Work instructions: Continue the web page below about a traffic shaper update and voice over IP service, starting right after its final sentence.
begin Excerpt
There has been a major update that fixes a couple of minor problems and adds a few interesting new features such as the ability to mess with the TCP MSS on packets and override the DF bit. There is also a feature to randomly vary the MTU used for fragmentation to get around defective packet filter implementations that may be upstream. For now, you'll need to poke around in the source to figure out how to use the new features, though here's a fresh example showing a few of them:
shaper \ pipe 250k mtu 1500 ethernet \ queue 8681 delay 0.05 \ queue 8682 delay 0.25 \ queue 8683 delay 0.50 mtu 320 wobble 32 ignore-df \ pipe 2500k mtu 1500 ethernet \ queue 8691 delay 0.05 \ queue 8692 delay 0.25 \ queue 8693 delay 0.50 mss 280Feel free to send any specific questions on this. ( 2005-11-13 )
There was a bug in the original version posted here where select() timeouts and bandwidth management were not getting handled correctly on higher speed pipes. The version now linked here has been fixed. ( 2003-11-21 )
I ordered voice over IP service from Vonage a few months ago after reading some positive reviews in the Broadband Reports Voice over IP Forum. This service provides local and long distance calling over any reasonable performance IP network connection from standard phones. They provide a Cisco ATA-186 adapter, which is a modem-sized box that interfaces an analog phone to an ethernet network. After you connect the box up, you get a dial tone and place calls just like normal (well, almost -- 11-digit dialling is mandatory). Their rates and services are great compared to traditional phone service providers.
end Excerpt
begin Supplied information
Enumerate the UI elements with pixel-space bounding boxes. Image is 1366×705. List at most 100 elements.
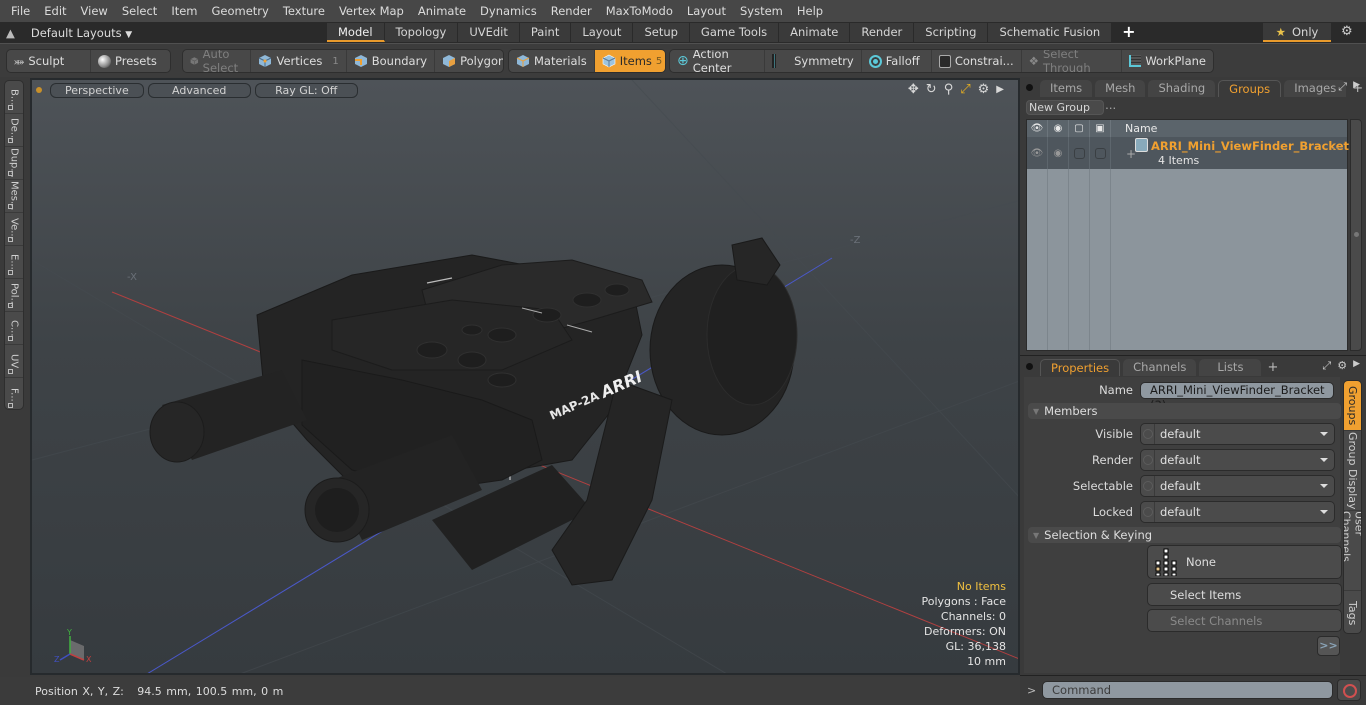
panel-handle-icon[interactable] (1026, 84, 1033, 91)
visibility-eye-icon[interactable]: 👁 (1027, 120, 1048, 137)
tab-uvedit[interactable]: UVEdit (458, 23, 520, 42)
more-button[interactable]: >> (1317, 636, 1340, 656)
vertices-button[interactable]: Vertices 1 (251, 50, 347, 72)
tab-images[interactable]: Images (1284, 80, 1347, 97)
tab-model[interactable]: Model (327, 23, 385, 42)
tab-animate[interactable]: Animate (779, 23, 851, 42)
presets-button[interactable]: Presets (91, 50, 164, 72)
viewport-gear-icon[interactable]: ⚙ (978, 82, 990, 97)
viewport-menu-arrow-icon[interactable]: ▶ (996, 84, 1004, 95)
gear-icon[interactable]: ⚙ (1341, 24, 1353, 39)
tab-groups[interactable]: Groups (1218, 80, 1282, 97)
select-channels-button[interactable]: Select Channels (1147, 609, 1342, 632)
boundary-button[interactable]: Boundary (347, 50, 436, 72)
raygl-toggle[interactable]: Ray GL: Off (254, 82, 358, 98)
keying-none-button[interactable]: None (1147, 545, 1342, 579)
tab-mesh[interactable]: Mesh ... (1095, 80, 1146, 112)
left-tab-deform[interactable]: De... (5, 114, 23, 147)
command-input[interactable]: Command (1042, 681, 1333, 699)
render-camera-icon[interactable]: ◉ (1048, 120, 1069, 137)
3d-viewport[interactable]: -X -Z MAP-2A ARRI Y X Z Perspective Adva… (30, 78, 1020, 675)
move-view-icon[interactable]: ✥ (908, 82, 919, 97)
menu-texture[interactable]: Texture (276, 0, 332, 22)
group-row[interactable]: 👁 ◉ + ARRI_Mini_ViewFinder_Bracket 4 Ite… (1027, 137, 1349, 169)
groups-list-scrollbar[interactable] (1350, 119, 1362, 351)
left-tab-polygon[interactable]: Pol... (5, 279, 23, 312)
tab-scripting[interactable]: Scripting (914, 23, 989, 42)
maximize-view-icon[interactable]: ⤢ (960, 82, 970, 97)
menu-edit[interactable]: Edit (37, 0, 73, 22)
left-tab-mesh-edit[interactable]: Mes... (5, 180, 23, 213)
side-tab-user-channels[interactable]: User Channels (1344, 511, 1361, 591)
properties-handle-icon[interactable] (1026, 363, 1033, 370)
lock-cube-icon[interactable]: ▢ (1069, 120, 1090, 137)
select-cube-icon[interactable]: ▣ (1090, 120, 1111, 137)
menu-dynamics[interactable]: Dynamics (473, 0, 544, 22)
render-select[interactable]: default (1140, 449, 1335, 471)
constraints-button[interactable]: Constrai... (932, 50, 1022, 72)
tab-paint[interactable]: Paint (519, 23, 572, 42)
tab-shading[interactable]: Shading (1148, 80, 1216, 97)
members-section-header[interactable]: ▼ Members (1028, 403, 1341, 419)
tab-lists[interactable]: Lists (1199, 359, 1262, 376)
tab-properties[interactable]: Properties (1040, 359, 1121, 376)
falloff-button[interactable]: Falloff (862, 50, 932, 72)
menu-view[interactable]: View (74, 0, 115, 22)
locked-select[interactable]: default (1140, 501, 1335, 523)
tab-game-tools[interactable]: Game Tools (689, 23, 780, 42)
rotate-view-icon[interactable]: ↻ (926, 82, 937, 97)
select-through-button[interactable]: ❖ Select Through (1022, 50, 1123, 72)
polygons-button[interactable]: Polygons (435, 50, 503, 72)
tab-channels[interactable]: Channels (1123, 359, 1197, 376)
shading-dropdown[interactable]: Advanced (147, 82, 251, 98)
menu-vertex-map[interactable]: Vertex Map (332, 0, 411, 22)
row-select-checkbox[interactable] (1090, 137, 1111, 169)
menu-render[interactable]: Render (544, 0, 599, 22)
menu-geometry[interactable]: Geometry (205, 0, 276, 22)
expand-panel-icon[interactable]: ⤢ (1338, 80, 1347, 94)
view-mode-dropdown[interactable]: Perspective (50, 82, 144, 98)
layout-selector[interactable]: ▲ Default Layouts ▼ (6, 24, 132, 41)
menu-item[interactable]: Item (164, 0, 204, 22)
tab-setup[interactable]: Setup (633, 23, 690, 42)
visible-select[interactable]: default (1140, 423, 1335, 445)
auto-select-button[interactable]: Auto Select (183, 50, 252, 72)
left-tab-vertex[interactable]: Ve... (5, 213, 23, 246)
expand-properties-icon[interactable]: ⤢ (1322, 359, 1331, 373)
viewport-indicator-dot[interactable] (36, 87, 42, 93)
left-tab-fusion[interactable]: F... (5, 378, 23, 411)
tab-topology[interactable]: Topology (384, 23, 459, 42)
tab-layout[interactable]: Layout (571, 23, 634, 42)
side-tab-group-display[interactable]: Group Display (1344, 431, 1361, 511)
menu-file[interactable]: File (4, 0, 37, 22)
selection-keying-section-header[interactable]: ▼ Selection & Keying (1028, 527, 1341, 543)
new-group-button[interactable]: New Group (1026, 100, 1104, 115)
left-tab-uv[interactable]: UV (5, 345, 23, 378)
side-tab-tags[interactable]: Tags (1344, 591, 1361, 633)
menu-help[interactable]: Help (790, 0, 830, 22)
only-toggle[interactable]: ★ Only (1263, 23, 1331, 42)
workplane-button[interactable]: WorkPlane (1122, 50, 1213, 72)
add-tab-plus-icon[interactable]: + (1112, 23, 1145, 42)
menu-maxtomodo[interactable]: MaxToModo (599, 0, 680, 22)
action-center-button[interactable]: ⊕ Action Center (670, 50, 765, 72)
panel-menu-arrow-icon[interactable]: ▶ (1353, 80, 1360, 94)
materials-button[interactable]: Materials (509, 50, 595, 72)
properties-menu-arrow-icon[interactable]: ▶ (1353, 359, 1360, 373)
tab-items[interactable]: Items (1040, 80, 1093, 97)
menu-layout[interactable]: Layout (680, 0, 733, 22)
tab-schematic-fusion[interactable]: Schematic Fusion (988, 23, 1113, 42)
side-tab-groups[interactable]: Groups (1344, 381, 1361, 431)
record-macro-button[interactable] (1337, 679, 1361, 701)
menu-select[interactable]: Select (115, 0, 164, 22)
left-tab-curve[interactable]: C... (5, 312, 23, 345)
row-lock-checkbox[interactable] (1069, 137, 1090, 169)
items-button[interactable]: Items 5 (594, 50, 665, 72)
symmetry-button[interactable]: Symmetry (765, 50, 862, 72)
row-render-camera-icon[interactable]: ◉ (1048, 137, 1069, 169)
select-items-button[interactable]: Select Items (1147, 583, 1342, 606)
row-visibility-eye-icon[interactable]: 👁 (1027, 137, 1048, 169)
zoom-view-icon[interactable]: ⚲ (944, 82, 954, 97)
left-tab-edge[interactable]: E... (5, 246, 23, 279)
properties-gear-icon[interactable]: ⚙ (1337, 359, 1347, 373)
end Supplied information
begin Supplied information
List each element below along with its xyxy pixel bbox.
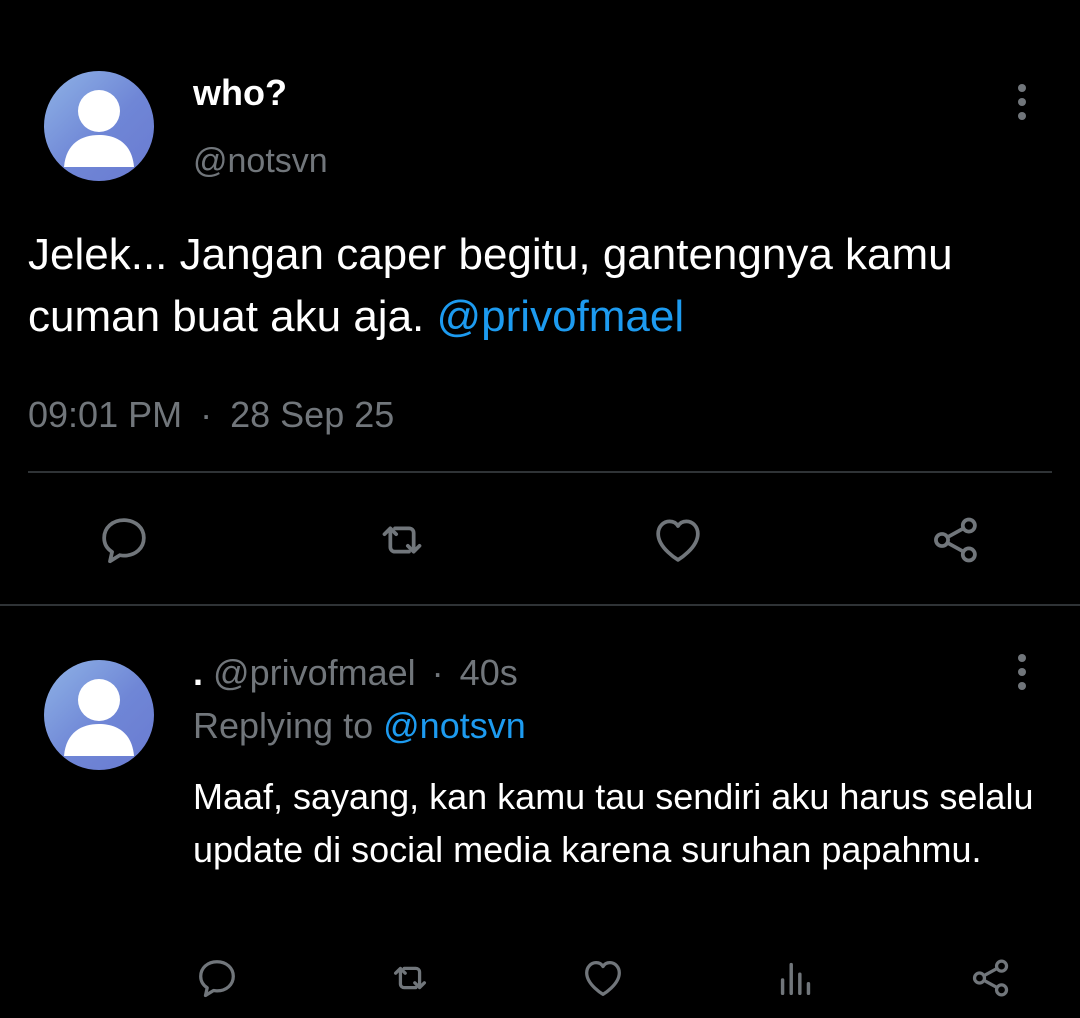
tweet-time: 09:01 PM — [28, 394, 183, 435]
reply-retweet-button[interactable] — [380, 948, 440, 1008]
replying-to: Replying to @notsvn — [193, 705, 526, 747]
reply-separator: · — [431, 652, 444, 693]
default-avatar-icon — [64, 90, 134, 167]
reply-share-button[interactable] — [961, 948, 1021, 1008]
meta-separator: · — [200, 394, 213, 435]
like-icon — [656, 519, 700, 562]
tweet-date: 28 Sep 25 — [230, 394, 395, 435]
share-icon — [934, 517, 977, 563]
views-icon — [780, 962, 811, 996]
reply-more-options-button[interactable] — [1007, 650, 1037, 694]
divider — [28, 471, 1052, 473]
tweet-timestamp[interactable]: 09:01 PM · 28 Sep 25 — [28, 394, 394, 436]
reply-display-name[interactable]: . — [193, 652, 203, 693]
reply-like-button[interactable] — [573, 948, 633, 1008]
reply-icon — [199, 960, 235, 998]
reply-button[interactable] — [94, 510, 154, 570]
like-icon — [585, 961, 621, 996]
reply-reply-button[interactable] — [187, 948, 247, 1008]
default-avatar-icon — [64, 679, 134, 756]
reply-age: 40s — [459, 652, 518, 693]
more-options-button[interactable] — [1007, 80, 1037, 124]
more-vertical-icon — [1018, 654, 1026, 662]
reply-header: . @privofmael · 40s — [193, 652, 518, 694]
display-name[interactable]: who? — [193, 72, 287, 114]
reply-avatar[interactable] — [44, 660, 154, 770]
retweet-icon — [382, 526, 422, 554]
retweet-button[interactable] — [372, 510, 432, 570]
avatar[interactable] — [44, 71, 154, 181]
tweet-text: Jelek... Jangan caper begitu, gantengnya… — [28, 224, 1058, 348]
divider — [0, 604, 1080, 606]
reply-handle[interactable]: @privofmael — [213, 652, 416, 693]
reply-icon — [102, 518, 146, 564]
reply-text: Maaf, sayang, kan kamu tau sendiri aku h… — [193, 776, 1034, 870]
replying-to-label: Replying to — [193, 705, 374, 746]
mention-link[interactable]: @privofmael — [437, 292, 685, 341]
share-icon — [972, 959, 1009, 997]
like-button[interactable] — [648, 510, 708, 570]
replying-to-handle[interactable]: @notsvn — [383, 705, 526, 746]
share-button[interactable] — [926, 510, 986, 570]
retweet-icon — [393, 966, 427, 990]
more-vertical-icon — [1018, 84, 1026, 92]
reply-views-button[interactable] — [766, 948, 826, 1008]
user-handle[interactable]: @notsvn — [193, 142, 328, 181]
end Supplied information
begin Supplied information
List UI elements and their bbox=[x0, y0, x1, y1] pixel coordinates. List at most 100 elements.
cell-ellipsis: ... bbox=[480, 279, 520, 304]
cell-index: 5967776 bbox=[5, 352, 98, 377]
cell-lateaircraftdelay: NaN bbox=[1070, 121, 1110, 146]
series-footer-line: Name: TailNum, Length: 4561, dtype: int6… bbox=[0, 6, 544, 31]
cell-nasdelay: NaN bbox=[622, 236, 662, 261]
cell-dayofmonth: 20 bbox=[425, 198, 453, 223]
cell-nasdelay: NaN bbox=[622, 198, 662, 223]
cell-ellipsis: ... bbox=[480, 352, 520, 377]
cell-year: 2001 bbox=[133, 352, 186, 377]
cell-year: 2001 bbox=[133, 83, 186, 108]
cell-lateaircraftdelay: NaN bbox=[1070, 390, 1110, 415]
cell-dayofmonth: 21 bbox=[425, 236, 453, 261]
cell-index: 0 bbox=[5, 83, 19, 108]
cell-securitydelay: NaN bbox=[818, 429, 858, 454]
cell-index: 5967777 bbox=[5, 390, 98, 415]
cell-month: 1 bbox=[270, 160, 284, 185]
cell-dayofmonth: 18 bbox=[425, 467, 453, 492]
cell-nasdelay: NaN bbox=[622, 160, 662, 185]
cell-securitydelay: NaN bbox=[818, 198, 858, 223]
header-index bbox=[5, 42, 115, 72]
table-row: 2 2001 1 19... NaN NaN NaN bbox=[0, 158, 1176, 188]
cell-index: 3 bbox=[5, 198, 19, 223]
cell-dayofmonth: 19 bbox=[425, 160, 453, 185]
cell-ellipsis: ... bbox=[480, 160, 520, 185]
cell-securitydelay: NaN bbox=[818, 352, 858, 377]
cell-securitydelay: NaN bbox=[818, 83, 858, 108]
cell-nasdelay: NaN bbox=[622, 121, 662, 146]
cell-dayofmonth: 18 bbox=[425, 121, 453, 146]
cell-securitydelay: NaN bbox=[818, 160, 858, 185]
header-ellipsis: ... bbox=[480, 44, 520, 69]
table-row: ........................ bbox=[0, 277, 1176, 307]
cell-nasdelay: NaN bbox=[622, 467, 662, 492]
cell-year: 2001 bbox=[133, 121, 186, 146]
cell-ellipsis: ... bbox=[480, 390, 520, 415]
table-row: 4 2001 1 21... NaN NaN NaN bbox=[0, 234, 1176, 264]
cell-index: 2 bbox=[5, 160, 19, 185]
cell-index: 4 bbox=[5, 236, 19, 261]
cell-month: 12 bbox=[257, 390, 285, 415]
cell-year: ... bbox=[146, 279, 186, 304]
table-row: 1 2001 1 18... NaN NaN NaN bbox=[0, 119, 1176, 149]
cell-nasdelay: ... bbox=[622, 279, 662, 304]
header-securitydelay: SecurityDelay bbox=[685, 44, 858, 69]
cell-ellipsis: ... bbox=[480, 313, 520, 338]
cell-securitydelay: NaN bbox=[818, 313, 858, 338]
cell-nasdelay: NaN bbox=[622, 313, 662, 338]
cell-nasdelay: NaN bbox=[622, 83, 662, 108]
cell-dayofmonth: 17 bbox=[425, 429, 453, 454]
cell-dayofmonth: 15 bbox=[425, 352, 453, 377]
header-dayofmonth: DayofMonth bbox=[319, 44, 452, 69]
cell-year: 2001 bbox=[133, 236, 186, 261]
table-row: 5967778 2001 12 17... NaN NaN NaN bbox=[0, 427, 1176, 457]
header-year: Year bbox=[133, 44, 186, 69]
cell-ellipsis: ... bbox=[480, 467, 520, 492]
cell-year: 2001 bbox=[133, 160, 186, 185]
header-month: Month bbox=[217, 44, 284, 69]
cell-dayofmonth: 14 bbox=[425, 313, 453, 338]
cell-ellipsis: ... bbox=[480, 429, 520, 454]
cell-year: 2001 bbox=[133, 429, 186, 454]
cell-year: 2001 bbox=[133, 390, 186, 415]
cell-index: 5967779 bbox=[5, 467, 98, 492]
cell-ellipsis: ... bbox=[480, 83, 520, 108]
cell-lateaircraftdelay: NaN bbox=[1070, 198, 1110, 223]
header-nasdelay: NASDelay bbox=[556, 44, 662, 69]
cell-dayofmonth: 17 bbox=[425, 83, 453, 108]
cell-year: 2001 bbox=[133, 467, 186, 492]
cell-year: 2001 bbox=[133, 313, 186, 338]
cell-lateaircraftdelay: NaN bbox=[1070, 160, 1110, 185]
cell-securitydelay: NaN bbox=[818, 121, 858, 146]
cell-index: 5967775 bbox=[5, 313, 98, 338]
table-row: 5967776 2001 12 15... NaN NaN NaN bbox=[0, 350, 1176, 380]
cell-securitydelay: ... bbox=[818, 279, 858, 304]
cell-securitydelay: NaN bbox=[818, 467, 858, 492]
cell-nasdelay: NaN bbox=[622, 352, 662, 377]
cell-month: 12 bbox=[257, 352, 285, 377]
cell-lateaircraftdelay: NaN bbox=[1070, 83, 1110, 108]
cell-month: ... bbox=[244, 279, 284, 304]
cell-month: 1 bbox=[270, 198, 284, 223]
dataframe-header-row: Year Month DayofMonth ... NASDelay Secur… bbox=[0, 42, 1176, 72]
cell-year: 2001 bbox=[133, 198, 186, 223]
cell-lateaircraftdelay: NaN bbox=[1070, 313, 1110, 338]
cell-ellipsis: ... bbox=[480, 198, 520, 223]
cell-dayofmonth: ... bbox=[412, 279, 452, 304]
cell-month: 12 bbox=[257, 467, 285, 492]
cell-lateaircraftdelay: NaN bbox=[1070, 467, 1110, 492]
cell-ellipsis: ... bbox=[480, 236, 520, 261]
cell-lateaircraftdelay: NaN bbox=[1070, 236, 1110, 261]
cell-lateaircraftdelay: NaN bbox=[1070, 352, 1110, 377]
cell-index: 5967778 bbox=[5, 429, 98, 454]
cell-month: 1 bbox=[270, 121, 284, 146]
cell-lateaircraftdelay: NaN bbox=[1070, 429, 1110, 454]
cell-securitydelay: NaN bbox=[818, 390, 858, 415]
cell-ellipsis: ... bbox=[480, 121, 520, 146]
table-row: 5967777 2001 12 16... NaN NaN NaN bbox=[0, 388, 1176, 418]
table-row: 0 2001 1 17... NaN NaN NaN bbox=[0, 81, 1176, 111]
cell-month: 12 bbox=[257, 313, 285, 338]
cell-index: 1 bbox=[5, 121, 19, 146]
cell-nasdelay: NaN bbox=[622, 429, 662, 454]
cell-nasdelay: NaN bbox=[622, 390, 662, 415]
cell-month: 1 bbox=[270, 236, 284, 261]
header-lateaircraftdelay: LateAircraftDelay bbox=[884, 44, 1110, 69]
end Supplied information
Result below:
So, a couple of days after ordering I got my ATA-186 in the mail and hooked up. It worked pretty good. Until my ADSL Internet service got busy with other traffic. Then the calls got choppy, like a bad mobile phone connection. Mostly it was a problem for those who I was talking to, since my upstream speed (which carries my voice out) is lower than my downstream spead (1536 kb/sec down and 288 kb/sec up).
It was obvious what the problem was: voice packets getting discarded due to congestion where they hit the relatively slow upstream ADSL link. So, it was time to do some traffic shaping to ensure that the voice traffic always got the bandwidth it needed and other services got whatever was left.
Since I use a FreeBSD server as my router for sharing the ADSL service throughout the office, I figured it would be an easy matter to setup traffic shaping using FreeBSD's dummynet facility. I would setup a pipe of 288 kb/sec with two queues defined, one for voice (which would have a high priority) and one for everything else (which would have a lower priority). The voice traffic could be determined by looking at the IP address of the ATA if I did the shaping on the inside of the NAT (Network Address Translation) that runs on the server as well.
And I was right -- it was easy to set up. Only it didn't work too well. In fact, intially it wasn't any better at all. Dropping the configured pipe speed to 200 kb/sec made it pretty good. But that noticably slowed other traffic even when the phone wasn't being used, and slowed it a lot when the phone was in use.
When I started to think about what was going on, the problem was obvious: There was a huge amount of overhead involved in the ADSL link that dummynet knew nothing about. I didn't realize how bad it was until I started tracing the flow of packets and doing some math.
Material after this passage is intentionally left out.